Monatsvers

Jesus Christus spricht: "Ich bin gekommen, damit sie das Leben haben und es in Fülle haben."

Die Bibel (Johannes 10, 10)

Jesu Versprechen

Viele Verse des 10. Kapitels handeln vom guten Hirten und seinen vielfältigen Aufgaben mit seiner Herde. Da gilt es, die Herde zusammen zu halten, Ausreißer wieder hereinzuholen, vor Feinden – z. B. Wölfen – zu schützen, vor Dieben auch. Die Schafe müssen zu den Futterplätzen geführt werden, notfalls – wie jetzt in der trockenen Zeit in unserem Land – muss zugefüttert werden. Krankheiten gilt es zu bekämpfen, naja und nicht zuletzt müssen die Schafe auch geschoren werden – und gestreichelt, klar. Niemand besser kann es als der Schäfer selbst. Ein Angestellter kann auch gewissen Ehrgeiz entwickeln, doch wenn es brenzlich wird, achtet er vielleicht mehr auf sein eigenes Leben als auf das der Schafe.

• • • • • • •

# [Aufgabe 1]
Aus welcher Bibelstelle stammt der Vers im Quellenauszug?
# [Aufgabe 2]
Prüfen Sie für jede Aussage, ob sie mit dem Quellenauszug übereinstimmt, und belegen Sie jede Entscheidung mit einem wörtlichen Zitat daraus. (a) In trockenen Zeiten muss die Herde notfalls zugefüttert werden. (b) Ein Angestellter erfüllt die Aufgaben mit der Herde am besten. (c) Wölfe werden als Feinde der Herde genannt.
# [Aufgabe 3]
Übernehmen Sie aus dem Quellenauszug wortgetreu den Abschnitt von „Viele Verse des“ bis einschließlich „das der Schafe.“.

• • • • • • •

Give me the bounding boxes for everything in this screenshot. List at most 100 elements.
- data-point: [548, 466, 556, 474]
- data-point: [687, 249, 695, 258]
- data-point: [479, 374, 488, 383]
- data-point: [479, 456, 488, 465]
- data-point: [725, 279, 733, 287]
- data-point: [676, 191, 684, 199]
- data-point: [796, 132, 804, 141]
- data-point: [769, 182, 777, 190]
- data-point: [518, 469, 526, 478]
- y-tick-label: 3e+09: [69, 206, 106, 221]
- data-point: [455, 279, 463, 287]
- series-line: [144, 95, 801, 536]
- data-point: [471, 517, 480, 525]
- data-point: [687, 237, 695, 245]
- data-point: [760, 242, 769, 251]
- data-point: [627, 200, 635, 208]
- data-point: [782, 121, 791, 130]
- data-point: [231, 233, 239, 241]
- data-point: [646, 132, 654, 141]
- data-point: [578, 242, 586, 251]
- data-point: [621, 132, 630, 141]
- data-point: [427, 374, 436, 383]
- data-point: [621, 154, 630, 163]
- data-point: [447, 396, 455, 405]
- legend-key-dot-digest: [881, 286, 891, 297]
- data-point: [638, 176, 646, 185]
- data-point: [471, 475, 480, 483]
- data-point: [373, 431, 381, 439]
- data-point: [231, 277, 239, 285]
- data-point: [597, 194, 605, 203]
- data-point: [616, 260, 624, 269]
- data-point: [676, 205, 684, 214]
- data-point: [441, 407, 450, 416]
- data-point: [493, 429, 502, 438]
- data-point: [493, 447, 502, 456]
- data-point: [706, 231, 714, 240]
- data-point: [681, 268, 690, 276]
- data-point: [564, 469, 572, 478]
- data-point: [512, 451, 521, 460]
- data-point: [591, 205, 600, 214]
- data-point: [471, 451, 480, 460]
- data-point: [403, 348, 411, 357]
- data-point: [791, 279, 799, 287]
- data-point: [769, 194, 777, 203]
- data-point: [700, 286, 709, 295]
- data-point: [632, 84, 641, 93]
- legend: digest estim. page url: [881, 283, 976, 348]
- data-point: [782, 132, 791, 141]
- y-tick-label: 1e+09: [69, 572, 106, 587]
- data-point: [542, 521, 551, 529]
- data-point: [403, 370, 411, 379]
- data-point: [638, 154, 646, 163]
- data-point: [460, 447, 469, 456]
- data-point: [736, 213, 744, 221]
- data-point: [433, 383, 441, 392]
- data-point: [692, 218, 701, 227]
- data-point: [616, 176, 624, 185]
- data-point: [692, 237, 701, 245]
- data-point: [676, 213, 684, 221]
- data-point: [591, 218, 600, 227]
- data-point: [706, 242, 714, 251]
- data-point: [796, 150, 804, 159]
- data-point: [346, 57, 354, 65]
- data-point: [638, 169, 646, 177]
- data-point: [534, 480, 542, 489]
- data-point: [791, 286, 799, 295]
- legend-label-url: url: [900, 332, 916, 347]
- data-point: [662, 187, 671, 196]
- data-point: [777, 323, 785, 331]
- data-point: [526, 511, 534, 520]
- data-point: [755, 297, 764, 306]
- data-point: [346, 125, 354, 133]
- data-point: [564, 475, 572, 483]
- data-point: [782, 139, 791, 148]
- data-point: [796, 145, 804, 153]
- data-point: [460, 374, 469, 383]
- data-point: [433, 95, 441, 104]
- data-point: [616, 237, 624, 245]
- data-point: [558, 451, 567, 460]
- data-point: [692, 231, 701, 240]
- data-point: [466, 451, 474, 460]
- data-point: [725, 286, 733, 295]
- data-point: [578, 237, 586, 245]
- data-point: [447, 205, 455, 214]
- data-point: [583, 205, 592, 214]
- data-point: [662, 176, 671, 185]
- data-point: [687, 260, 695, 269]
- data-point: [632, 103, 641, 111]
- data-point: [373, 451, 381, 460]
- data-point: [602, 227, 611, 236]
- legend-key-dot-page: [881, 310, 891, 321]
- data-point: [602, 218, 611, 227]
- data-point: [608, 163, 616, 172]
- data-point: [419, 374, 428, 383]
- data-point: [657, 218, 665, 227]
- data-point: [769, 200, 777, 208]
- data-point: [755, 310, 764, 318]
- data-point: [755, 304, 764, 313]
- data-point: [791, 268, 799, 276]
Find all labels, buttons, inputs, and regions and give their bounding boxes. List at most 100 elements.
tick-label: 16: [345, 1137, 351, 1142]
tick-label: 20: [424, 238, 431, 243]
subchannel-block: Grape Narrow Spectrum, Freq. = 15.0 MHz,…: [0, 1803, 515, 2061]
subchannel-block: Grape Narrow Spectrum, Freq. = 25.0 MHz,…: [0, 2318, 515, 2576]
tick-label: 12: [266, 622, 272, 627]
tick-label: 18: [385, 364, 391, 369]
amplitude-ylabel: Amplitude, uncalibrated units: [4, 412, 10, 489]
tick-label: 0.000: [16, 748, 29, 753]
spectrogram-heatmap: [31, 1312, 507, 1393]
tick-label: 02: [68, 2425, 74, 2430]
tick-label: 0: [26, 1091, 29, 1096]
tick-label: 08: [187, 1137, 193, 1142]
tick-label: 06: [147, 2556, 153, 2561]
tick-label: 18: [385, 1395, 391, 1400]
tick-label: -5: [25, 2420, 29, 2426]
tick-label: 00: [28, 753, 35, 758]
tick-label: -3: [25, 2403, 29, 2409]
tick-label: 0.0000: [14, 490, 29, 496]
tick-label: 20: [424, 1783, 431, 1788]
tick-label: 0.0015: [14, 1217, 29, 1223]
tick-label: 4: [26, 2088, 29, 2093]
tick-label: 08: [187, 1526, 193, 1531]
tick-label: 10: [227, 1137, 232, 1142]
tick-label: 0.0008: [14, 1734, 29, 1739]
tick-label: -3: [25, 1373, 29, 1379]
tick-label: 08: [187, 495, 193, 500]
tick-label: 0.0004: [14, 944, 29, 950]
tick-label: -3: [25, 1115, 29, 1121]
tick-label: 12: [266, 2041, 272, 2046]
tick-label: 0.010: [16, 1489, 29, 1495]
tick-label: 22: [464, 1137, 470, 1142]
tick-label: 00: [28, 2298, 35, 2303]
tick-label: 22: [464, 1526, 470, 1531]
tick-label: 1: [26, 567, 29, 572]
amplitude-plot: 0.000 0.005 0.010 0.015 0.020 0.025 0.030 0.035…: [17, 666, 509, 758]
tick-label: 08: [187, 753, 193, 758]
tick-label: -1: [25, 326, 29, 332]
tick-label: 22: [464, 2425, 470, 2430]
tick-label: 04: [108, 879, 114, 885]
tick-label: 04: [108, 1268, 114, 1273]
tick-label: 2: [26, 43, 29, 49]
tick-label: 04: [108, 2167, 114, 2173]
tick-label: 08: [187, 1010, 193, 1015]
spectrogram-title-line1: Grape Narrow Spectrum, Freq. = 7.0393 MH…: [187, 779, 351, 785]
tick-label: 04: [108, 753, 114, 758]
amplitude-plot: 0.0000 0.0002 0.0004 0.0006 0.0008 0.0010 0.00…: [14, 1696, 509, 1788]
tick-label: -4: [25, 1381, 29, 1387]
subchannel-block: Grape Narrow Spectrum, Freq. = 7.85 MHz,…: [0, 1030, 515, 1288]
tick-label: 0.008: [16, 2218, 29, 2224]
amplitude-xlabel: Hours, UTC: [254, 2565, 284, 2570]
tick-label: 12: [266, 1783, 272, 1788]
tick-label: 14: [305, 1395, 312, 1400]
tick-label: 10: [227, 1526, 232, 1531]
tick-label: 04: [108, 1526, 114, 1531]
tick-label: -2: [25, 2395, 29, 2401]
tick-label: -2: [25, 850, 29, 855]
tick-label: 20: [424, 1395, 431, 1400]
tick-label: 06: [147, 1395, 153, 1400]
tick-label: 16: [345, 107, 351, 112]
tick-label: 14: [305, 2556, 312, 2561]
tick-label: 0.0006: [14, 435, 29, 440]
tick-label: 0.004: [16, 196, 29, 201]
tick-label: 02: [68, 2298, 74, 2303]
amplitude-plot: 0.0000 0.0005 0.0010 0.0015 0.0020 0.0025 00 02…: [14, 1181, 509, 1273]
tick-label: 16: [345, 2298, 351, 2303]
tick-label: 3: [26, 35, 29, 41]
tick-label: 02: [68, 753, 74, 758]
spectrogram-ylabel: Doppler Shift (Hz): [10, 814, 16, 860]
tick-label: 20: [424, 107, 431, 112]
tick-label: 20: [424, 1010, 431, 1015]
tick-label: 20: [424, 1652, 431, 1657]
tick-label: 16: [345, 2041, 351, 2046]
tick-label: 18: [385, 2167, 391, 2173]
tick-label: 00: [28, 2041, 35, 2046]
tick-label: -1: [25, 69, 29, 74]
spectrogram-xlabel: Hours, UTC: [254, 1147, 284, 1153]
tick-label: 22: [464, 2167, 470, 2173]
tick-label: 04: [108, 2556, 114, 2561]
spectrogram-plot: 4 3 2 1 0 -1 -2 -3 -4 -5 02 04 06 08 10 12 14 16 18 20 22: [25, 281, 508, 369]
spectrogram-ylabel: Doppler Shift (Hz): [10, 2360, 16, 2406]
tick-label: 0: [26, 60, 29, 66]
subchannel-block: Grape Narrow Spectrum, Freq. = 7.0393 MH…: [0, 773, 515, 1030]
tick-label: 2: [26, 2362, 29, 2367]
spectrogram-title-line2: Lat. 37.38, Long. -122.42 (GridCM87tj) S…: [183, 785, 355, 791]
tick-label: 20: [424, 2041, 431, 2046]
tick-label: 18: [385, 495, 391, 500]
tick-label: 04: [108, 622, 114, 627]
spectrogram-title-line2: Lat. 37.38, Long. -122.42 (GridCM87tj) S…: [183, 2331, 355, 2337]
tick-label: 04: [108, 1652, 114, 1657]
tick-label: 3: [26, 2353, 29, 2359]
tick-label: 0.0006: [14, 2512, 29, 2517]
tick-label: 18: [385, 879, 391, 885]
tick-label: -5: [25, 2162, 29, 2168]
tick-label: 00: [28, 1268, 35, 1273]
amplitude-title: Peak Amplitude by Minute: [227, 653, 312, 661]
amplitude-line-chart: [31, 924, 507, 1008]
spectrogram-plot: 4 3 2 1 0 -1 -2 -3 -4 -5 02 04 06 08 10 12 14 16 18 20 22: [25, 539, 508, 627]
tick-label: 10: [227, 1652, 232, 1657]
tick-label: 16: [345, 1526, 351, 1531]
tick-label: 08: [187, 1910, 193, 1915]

• • • • • • •

# [Ergebnis 1]
Johannes 10, 10

# [Ergebnis 2]
(a) Ja: „notfalls – wie jetzt in der trockenen Zeit in unserem Land – muss zugefüttert werden“
(b) Nein: „Niemand besser kann es als der Schäfer selbst.“
(c) Ja: „vor Feinden – z. B. Wölfen – zu schützen“

# [Ergebnis 3]
Viele Verse des 10. Kapitels handeln vom guten Hirten und seinen vielfältigen Aufgaben mit seiner Herde. Da gilt es, die Herde zusammen zu halten, Ausreißer wieder hereinzuholen, vor Feinden – z. B. Wölfen – zu schützen, vor Dieben auch. Die Schafe müssen zu den Futterplätzen geführt werden, notfalls – wie jetzt in der trockenen Zeit in unserem Land – muss zugefüttert werden. Krankheiten gilt es zu bekämpfen, naja und nicht zuletzt müssen die Schafe auch geschoren werden – und gestreichelt, klar. Niemand besser kann es als der Schäfer selbst. Ein Angestellter kann auch gewissen Ehrgeiz entwickeln, doch wenn es brenzlich wird, achtet er vielleicht mehr auf sein eigenes Leben als auf das der Schafe.